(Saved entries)
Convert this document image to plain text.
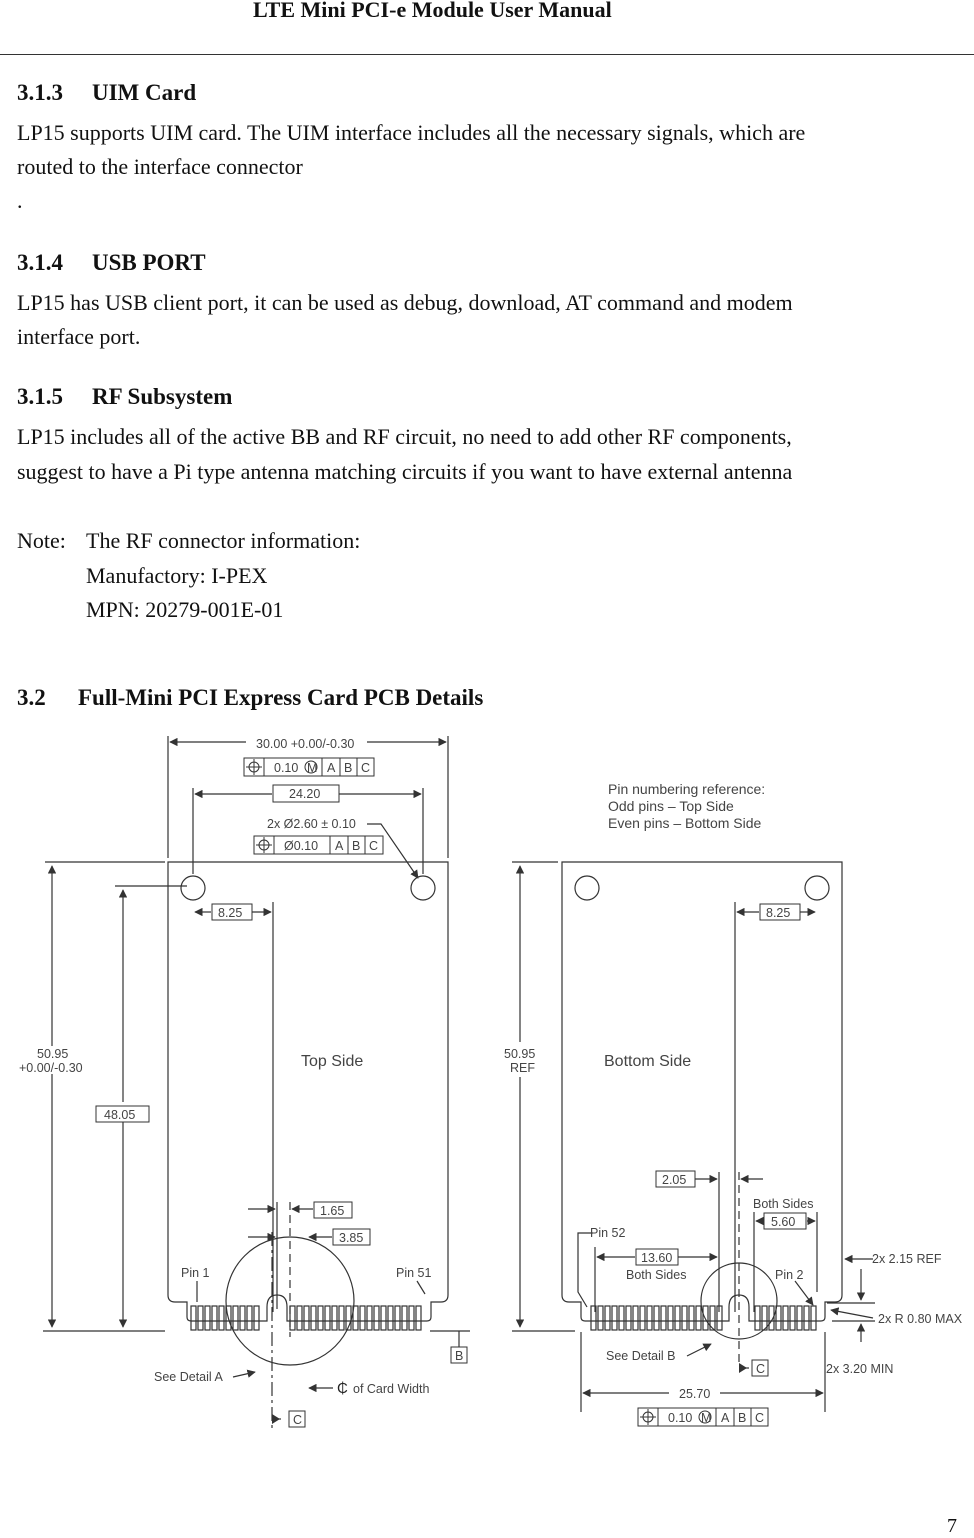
LTE Mini PCI-e Module User Manual
3.1.3 UIM Card
LP15 supports UIM card. The UIM interface includes all the necessary signals, which are
routed to the interface connector
.
3.1.4 USB PORT
LP15 has USB client port, it can be used as debug, download, AT command and modem
interface port.
3.1.5 RF Subsystem
LP15 includes all of the active BB and RF circuit, no need to add other RF components,
suggest to have a Pi type antenna matching circuits if you want to have external antenna
Note: The RF connector information:
Manufactory: I-PEX
MPN: 20279-001E-01
3.2 Full-Mini PCI Express Card PCB Details
30.00 +0.00/-0.30
0.10 M A B C
24.20
2x Ø2.60 ± 0.10
Ø0.10 A B C
8.25
Top Side
50.95
+0.00/-0.30
48.05
1.65
3.85
Pin 1	Pin 51
See Detail A
B
C
₵ of Card Width
Pin numbering reference:
Odd pins – Top Side
Even pins – Bottom Side
8.25
Bottom Side
50.95
REF
2.05
Both Sides
5.60
Pin 52
13.60
Both Sides	Pin 2
2x 2.15 REF
2x R 0.80 MAX
2x 3.20 MIN
See Detail B
C
25.70
0.10 M A B C
7
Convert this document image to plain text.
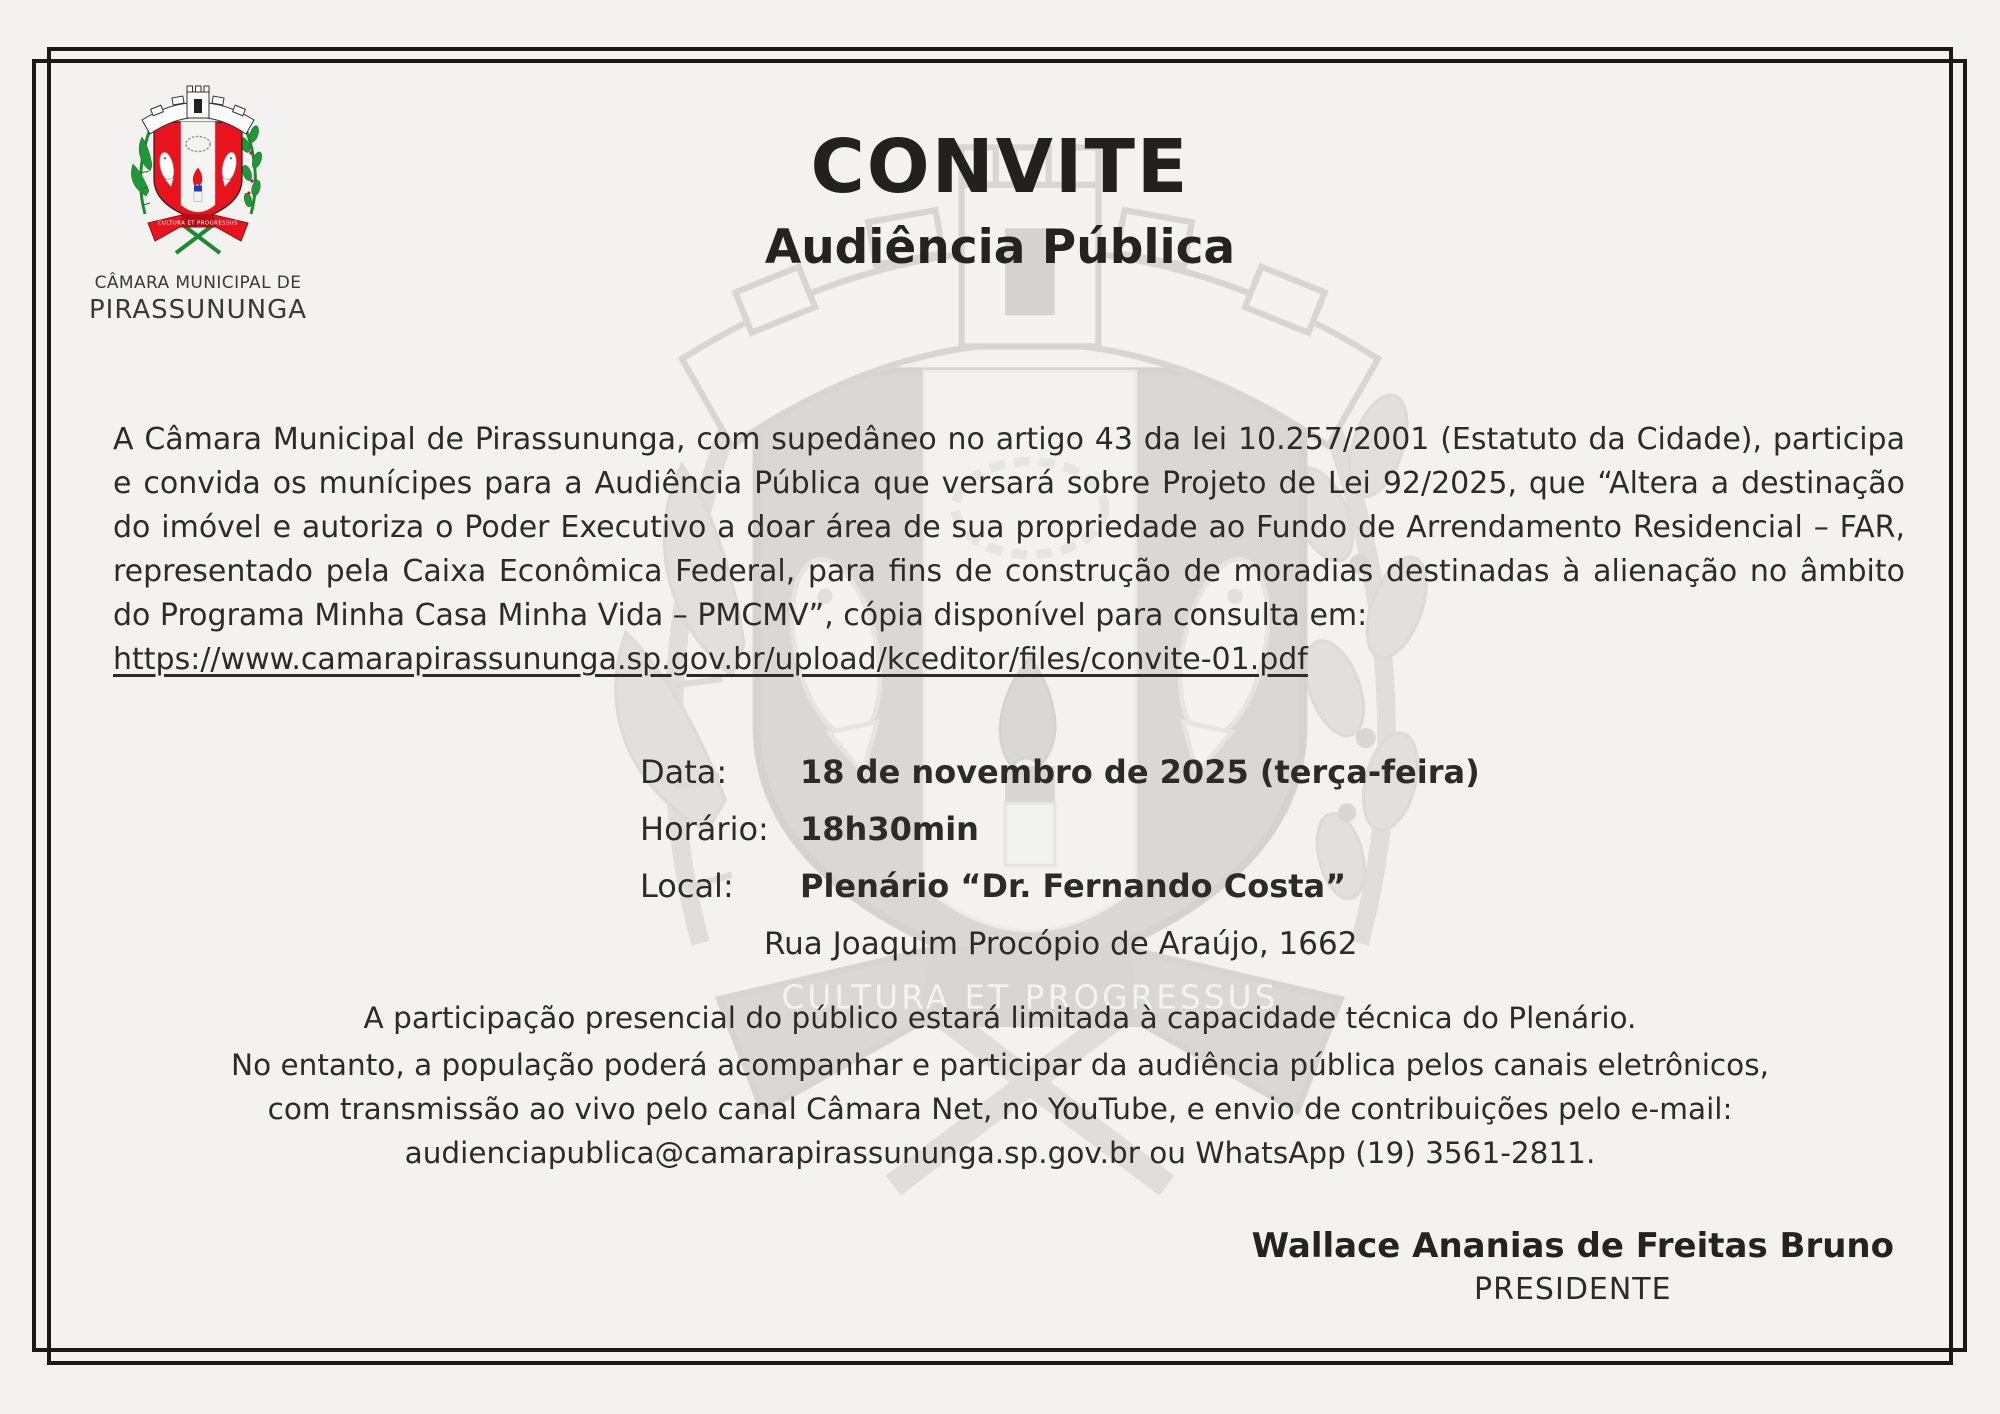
CÂMARA MUNICIPAL DE
PIRASSUNUNGA
CONVITE
Audiência Pública
A Câmara Municipal de Pirassununga, com supedâneo no artigo 43 da lei 10.257/2001 (Estatuto da Cidade), participa e convida os munícipes para a Audiência Pública que versará sobre Projeto de Lei 92/2025, que “Altera a destinação do imóvel e autoriza o Poder Executivo a doar área de sua propriedade ao Fundo de Arrendamento Residencial – FAR, representado pela Caixa Econômica Federal, para fins de construção de moradias destinadas à alienação no âmbito do Programa Minha Casa Minha Vida – PMCMV”, cópia disponível para consulta em:
https://www.camarapirassununga.sp.gov.br/upload/kceditor/files/convite-01.pdf
Data:	18 de novembro de 2025 (terça-feira)
Horário: 18h30min
Local:	Plenário “Dr. Fernando Costa”
Rua Joaquim Procópio de Araújo, 1662
A participação presencial do público estará limitada à capacidade técnica do Plenário.
No entanto, a população poderá acompanhar e participar da audiência pública pelos canais eletrônicos,
com transmissão ao vivo pelo canal Câmara Net, no YouTube, e envio de contribuições pelo e-mail:
audienciapublica@camarapirassununga.sp.gov.br ou WhatsApp (19) 3561-2811.
Wallace Ananias de Freitas Bruno
PRESIDENTE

▶ **Job**
Filter the entries down to the lines containing "Mini". Copy each of those lines.

▶ **Answer below**
LTE Mini PCI-e Module User Manual
3.2 Full-Mini PCI Express Card PCB Details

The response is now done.